RECORDS FOR PROCESSING:
-- -- --

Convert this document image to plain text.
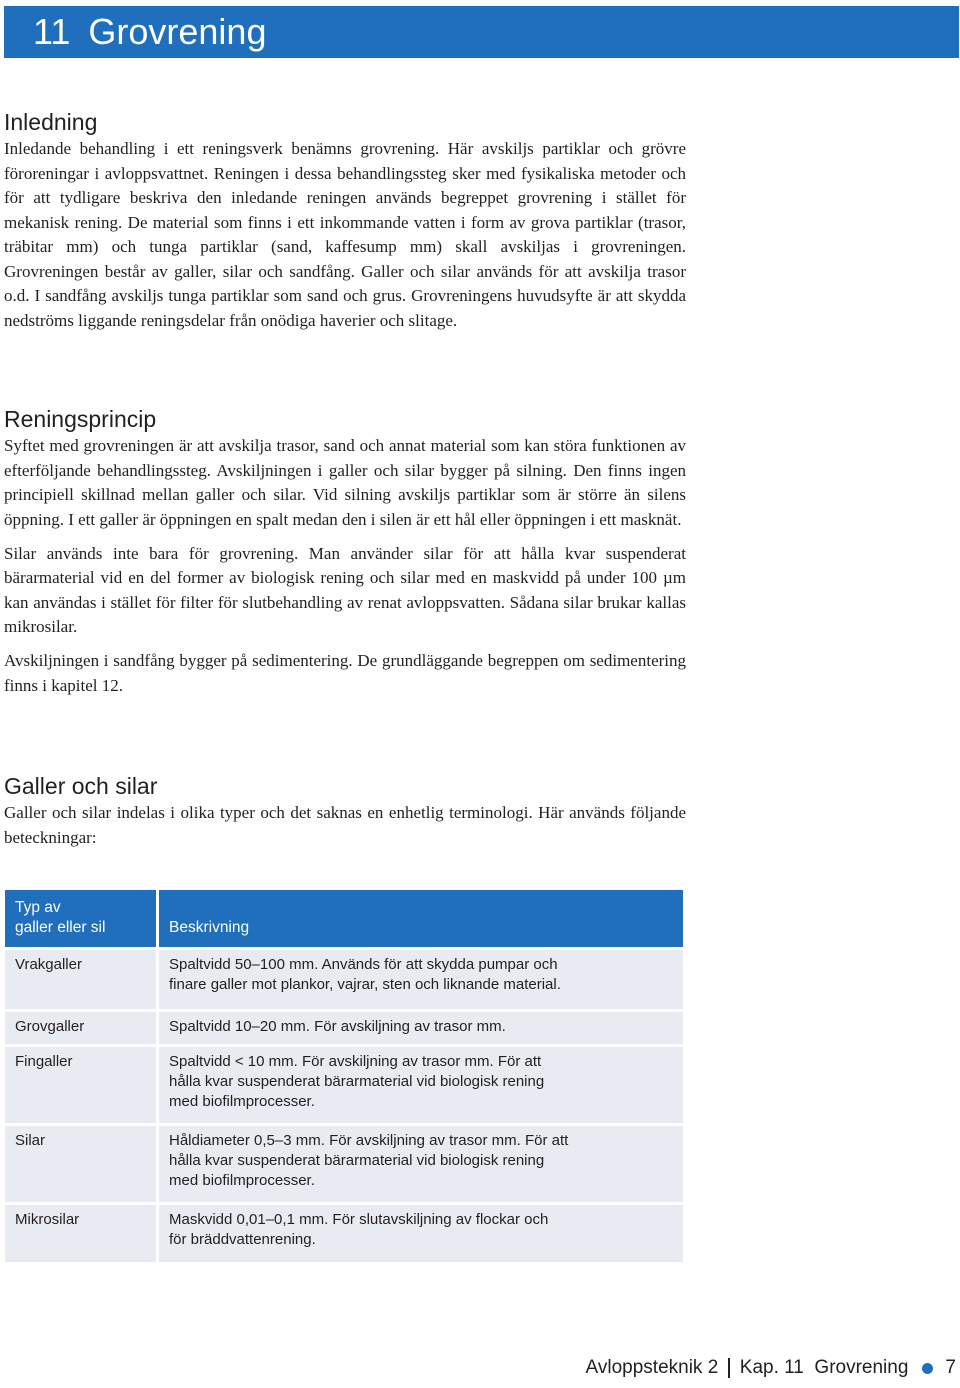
11 Grovrening
Inledning

Inledande behandling i ett reningsverk benämns grovrening. Här avskiljs partiklar och grövre föroreningar i avloppsvattnet. Reningen i dessa behandlingssteg sker med fysikaliska metoder och för att tydligare beskriva den inledande reningen används begreppet grovrening i stället för mekanisk rening. De material som finns i ett inkommande vatten i form av grova partiklar (trasor, träbitar mm) och tunga partiklar (sand, kaffesump mm) skall avskiljas i grovreningen. Grovreningen består av galler, silar och sandfång. Galler och silar används för att avskilja trasor o.d. I sandfång avskiljs tunga partiklar som sand och grus. Grovreningens huvudsyfte är att skydda nedströms liggande reningsdelar från onödiga haverier och slitage.

Reningsprincip

Syftet med grovreningen är att avskilja trasor, sand och annat material som kan störa funktionen av efterföljande behandlingssteg. Avskiljningen i galler och silar bygger på silning. Den finns ingen principiell skillnad mellan galler och silar. Vid silning avskiljs partiklar som är större än silens öppning. I ett galler är öppningen en spalt medan den i silen är ett hål eller öppningen i ett masknät.

Silar används inte bara för grovrening. Man använder silar för att hålla kvar suspenderat bärarmaterial vid en del former av biologisk rening och silar med en maskvidd på under 100 µm kan användas i stället för filter för slutbehandling av renat avloppsvatten. Sådana silar brukar kallas mikrosilar.

Avskiljningen i sandfång bygger på sedimentering. De grundläggande begreppen om sedimentering finns i kapitel 12.

Galler och silar

Galler och silar indelas i olika typer och det saknas en enhetlig terminologi. Här används följande beteckningar:

Typ av
galler eller sil	Beskrivning
Vrakgaller	Spaltvidd 50–100 mm. Används för att skydda pumpar och
finare galler mot plankor, vajrar, sten och liknande material.
Grovgaller	Spaltvidd 10–20 mm. För avskiljning av trasor mm.
Fingaller	Spaltvidd < 10 mm. För avskiljning av trasor mm. För att
hålla kvar suspenderat bärarmaterial vid biologisk rening
med biofilmprocesser.
Silar	Håldiameter 0,5–3 mm. För avskiljning av trasor mm. För att
hålla kvar suspenderat bärarmaterial vid biologisk rening
med biofilmprocesser.
Mikrosilar	Maskvidd 0,01–0,1 mm. För slutavskiljning av flockar och
för bräddvattenrening.
Avloppsteknik 2 Kap. 11  Grovrening 7
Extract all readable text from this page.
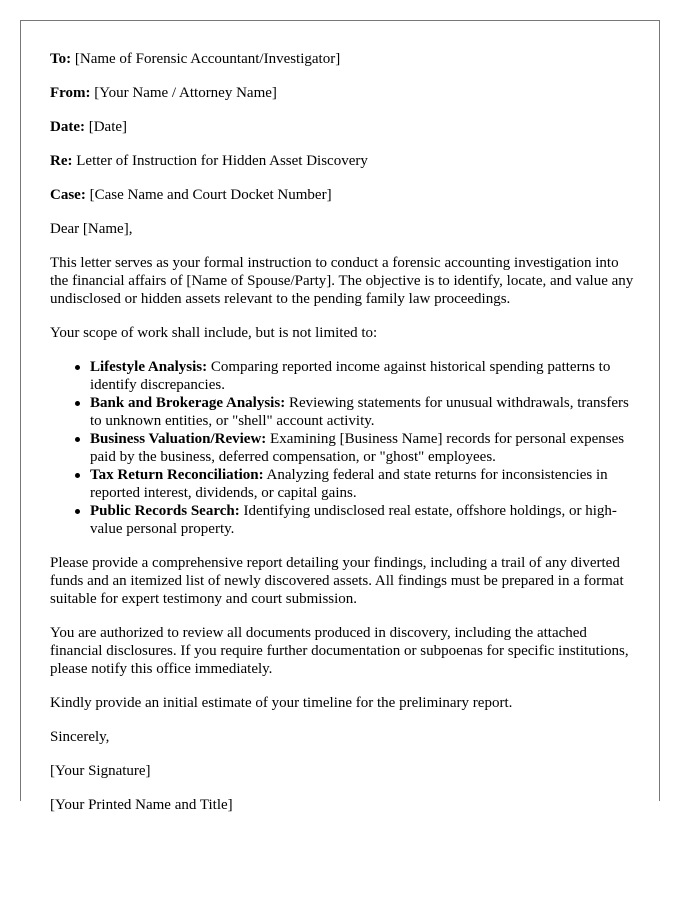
To: [Name of Forensic Accountant/Investigator]

From: [Your Name / Attorney Name]

Date: [Date]

Re: Letter of Instruction for Hidden Asset Discovery

Case: [Case Name and Court Docket Number]

Dear [Name],

This letter serves as your formal instruction to conduct a forensic accounting investigation into the financial affairs of [Name of Spouse/Party]. The objective is to identify, locate, and value any undisclosed or hidden assets relevant to the pending family law proceedings.

Your scope of work shall include, but is not limited to:

Lifestyle Analysis: Comparing reported income against historical spending patterns to identify discrepancies.
Bank and Brokerage Analysis: Reviewing statements for unusual withdrawals, transfers to unknown entities, or "shell" account activity.
Business Valuation/Review: Examining [Business Name] records for personal expenses paid by the business, deferred compensation, or "ghost" employees.
Tax Return Reconciliation: Analyzing federal and state returns for inconsistencies in reported interest, dividends, or capital gains.
Public Records Search: Identifying undisclosed real estate, offshore holdings, or high-value personal property.

Please provide a comprehensive report detailing your findings, including a trail of any diverted funds and an itemized list of newly discovered assets. All findings must be prepared in a format suitable for expert testimony and court submission.

You are authorized to review all documents produced in discovery, including the attached financial disclosures. If you require further documentation or subpoenas for specific institutions, please notify this office immediately.

Kindly provide an initial estimate of your timeline for the preliminary report.

Sincerely,

[Your Signature]

[Your Printed Name and Title]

-- -- --

EXERCISE REQUIREMENTS:
Pictures in the records must not appear in the copy; transcribe everything else precisely.

TASK RESULT:
Convert this document image to plain text.
11 Grovrening
Inledning

Inledande behandling i ett reningsverk benämns grovrening. Här avskiljs partiklar och grövre föroreningar i avloppsvattnet. Reningen i dessa behandlingssteg sker med fysikaliska metoder och för att tydligare beskriva den inledande reningen används begreppet grovrening i stället för mekanisk rening. De material som finns i ett inkommande vatten i form av grova partiklar (trasor, träbitar mm) och tunga partiklar (sand, kaffesump mm) skall avskiljas i grovreningen. Grovreningen består av galler, silar och sandfång. Galler och silar används för att avskilja trasor o.d. I sandfång avskiljs tunga partiklar som sand och grus. Grovreningens huvudsyfte är att skydda nedströms liggande reningsdelar från onödiga haverier och slitage.

Reningsprincip

Syftet med grovreningen är att avskilja trasor, sand och annat material som kan störa funktionen av efterföljande behandlingssteg. Avskiljningen i galler och silar bygger på silning. Den finns ingen principiell skillnad mellan galler och silar. Vid silning avskiljs partiklar som är större än silens öppning. I ett galler är öppningen en spalt medan den i silen är ett hål eller öppningen i ett masknät.

Silar används inte bara för grovrening. Man använder silar för att hålla kvar suspenderat bärarmaterial vid en del former av biologisk rening och silar med en maskvidd på under 100 µm kan användas i stället för filter för slutbehandling av renat avloppsvatten. Sådana silar brukar kallas mikrosilar.

Avskiljningen i sandfång bygger på sedimentering. De grundläggande begreppen om sedimentering finns i kapitel 12.

Galler och silar

Galler och silar indelas i olika typer och det saknas en enhetlig terminologi. Här används följande beteckningar:

Typ av
galler eller sil	Beskrivning
Vrakgaller	Spaltvidd 50–100 mm. Används för att skydda pumpar och
finare galler mot plankor, vajrar, sten och liknande material.
Grovgaller	Spaltvidd 10–20 mm. För avskiljning av trasor mm.
Fingaller	Spaltvidd < 10 mm. För avskiljning av trasor mm. För att
hålla kvar suspenderat bärarmaterial vid biologisk rening
med biofilmprocesser.
Silar	Håldiameter 0,5–3 mm. För avskiljning av trasor mm. För att
hålla kvar suspenderat bärarmaterial vid biologisk rening
med biofilmprocesser.
Mikrosilar	Maskvidd 0,01–0,1 mm. För slutavskiljning av flockar och
för bräddvattenrening.
Avloppsteknik 2 Kap. 11  Grovrening 7
Extract all readable text from this page.
To: [Name of Forensic Accountant/Investigator]

From: [Your Name / Attorney Name]

Date: [Date]

Re: Letter of Instruction for Hidden Asset Discovery

Case: [Case Name and Court Docket Number]

Dear [Name],

This letter serves as your formal instruction to conduct a forensic accounting investigation into the financial affairs of [Name of Spouse/Party]. The objective is to identify, locate, and value any undisclosed or hidden assets relevant to the pending family law proceedings.

Your scope of work shall include, but is not limited to:

Lifestyle Analysis: Comparing reported income against historical spending patterns to identify discrepancies.
Bank and Brokerage Analysis: Reviewing statements for unusual withdrawals, transfers to unknown entities, or "shell" account activity.
Business Valuation/Review: Examining [Business Name] records for personal expenses paid by the business, deferred compensation, or "ghost" employees.
Tax Return Reconciliation: Analyzing federal and state returns for inconsistencies in reported interest, dividends, or capital gains.
Public Records Search: Identifying undisclosed real estate, offshore holdings, or high-value personal property.

Please provide a comprehensive report detailing your findings, including a trail of any diverted funds and an itemized list of newly discovered assets. All findings must be prepared in a format suitable for expert testimony and court submission.

You are authorized to review all documents produced in discovery, including the attached financial disclosures. If you require further documentation or subpoenas for specific institutions, please notify this office immediately.

Kindly provide an initial estimate of your timeline for the preliminary report.

Sincerely,

[Your Signature]

[Your Printed Name and Title]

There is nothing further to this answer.